[Items listed in a dataset]
----

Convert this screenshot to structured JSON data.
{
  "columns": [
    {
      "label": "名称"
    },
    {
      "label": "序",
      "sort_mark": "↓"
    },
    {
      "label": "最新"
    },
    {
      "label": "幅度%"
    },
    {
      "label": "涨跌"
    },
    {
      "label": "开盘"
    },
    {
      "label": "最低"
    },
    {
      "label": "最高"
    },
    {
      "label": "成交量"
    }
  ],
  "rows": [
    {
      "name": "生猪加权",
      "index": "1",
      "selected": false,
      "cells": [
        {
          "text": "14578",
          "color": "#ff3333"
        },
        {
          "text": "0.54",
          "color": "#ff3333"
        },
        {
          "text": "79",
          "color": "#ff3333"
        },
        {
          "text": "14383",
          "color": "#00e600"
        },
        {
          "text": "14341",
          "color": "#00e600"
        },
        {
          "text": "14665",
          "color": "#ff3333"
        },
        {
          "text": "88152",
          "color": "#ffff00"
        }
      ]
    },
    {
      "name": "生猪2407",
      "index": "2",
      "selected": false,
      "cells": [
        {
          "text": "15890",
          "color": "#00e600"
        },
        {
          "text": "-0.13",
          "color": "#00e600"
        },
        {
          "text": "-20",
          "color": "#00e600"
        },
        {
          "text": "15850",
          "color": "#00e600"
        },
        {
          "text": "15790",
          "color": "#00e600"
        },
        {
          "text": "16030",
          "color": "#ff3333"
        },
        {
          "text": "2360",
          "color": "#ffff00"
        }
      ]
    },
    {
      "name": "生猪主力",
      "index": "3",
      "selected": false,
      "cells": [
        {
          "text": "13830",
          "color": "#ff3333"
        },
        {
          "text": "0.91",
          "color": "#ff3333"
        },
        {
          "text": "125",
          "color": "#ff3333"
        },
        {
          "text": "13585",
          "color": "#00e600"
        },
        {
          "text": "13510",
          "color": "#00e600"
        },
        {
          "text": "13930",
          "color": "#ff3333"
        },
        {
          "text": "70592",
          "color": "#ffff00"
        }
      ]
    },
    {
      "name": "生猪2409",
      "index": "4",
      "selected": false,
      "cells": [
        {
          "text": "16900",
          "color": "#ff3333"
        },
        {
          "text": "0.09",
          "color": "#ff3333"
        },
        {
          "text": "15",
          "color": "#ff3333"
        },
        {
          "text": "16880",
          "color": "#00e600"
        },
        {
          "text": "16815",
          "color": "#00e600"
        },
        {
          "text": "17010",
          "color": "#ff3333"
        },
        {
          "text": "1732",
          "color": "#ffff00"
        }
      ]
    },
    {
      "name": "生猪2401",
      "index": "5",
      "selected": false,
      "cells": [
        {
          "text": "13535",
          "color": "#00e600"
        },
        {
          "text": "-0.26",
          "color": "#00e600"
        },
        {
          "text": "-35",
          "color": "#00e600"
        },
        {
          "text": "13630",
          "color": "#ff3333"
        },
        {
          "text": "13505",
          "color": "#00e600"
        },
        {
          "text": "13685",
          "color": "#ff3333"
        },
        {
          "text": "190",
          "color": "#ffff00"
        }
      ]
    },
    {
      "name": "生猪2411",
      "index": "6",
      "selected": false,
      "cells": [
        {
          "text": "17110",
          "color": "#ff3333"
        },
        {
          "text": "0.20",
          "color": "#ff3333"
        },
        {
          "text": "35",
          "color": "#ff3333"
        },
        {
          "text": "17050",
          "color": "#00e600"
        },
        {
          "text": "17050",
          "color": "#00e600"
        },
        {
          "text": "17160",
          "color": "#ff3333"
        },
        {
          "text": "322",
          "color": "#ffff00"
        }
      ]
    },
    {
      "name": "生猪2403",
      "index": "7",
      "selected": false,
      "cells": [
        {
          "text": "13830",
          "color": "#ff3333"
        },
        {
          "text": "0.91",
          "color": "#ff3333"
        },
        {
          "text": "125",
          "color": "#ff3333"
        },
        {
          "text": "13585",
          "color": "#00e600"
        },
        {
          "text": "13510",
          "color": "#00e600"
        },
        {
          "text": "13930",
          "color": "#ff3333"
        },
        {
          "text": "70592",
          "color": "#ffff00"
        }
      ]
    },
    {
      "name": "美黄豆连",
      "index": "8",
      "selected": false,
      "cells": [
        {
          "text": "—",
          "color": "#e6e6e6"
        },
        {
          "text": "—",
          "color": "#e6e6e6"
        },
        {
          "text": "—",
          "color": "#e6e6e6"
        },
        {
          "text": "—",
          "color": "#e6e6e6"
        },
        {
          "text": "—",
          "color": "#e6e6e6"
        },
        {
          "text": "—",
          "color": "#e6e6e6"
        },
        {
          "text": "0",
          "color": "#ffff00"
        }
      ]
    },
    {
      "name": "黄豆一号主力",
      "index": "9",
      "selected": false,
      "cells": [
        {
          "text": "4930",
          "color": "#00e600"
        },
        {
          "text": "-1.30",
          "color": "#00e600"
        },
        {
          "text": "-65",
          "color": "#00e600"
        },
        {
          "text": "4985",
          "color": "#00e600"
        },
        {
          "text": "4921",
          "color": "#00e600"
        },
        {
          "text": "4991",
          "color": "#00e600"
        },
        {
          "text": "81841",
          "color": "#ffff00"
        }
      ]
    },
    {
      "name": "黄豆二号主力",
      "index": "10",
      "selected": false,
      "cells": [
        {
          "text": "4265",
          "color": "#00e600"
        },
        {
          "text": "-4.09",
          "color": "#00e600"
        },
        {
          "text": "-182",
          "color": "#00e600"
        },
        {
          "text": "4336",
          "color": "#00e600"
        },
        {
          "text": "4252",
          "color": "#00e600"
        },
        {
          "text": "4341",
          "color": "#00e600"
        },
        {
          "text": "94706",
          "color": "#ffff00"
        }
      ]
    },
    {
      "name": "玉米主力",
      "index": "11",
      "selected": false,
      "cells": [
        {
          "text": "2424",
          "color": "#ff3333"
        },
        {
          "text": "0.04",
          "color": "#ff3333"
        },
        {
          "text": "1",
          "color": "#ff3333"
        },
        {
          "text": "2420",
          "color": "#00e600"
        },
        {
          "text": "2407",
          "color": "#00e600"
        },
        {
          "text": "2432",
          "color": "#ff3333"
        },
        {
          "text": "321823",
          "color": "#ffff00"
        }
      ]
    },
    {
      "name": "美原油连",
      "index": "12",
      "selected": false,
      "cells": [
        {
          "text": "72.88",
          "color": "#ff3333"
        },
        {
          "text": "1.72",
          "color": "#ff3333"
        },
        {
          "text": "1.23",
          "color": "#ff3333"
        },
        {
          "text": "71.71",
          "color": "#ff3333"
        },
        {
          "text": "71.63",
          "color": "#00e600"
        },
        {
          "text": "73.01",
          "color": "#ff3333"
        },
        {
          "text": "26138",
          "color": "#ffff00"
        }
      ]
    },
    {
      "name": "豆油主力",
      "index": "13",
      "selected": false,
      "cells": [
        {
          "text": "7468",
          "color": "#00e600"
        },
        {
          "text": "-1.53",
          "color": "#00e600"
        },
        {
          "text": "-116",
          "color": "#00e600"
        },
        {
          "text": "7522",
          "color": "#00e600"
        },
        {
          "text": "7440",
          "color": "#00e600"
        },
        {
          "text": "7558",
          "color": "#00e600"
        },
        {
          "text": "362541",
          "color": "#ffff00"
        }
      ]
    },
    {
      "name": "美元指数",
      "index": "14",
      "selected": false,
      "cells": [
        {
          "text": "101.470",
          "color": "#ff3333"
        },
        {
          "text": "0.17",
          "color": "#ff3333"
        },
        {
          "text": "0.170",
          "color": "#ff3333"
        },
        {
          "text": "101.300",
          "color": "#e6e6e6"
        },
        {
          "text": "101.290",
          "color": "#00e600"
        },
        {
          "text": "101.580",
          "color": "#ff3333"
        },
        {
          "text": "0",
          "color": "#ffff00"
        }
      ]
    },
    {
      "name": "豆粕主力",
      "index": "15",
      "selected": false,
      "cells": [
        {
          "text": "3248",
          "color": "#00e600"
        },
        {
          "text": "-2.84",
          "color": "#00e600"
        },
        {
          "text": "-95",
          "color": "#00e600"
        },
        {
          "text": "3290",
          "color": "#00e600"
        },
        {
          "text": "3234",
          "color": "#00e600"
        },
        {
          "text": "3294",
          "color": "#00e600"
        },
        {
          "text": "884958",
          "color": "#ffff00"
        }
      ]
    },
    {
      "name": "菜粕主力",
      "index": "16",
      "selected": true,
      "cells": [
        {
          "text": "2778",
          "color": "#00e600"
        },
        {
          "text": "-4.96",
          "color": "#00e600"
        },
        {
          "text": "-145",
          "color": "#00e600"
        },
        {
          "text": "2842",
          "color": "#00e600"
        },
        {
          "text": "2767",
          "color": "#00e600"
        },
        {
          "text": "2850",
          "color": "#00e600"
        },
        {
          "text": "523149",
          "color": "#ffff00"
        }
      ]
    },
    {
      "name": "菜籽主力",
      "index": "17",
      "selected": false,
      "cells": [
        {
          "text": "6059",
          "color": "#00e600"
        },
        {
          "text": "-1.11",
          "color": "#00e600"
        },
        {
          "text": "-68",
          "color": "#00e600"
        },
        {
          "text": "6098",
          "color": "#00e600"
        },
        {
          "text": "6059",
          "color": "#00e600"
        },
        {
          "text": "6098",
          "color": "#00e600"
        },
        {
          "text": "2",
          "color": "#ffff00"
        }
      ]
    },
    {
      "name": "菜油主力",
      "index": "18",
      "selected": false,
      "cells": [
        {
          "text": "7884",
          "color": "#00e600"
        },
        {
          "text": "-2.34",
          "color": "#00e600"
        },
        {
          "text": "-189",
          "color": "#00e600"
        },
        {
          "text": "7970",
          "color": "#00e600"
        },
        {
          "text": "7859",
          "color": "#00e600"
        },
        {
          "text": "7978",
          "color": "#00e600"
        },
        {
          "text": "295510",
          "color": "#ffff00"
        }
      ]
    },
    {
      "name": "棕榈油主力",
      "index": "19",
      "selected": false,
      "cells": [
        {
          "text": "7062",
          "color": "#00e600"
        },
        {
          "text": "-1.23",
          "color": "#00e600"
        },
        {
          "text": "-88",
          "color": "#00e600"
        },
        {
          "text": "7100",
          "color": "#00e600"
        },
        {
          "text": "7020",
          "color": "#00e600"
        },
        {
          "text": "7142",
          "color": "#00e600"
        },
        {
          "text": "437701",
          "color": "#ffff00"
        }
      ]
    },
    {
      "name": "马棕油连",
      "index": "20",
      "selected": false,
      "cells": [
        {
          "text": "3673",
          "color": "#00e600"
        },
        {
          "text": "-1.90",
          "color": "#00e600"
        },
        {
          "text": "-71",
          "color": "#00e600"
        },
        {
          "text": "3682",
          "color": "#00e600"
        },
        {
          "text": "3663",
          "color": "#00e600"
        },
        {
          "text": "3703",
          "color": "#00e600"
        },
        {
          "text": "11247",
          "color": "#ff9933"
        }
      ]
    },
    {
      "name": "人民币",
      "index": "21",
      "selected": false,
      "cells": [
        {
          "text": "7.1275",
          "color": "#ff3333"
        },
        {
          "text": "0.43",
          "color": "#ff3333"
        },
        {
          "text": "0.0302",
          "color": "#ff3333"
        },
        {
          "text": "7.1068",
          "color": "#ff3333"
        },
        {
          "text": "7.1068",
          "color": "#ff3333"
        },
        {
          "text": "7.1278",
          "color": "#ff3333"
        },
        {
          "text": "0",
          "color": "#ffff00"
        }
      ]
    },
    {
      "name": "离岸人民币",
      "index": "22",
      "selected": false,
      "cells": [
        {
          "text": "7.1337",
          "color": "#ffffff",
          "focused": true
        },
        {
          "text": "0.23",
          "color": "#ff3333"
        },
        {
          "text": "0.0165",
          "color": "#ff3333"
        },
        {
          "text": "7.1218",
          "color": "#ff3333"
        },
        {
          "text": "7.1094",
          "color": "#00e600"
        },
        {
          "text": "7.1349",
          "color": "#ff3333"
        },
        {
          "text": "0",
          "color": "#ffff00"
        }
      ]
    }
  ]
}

----

WHAT THE TASK ASKS
Lines that include the word "label" are to be extracted from the data above.

PROBLEM SOLUTION
      "label": "名称"
      "label": "序",
      "label": "最新"
      "label": "幅度%"
      "label": "涨跌"
      "label": "开盘"
      "label": "最低"
      "label": "最高"
      "label": "成交量"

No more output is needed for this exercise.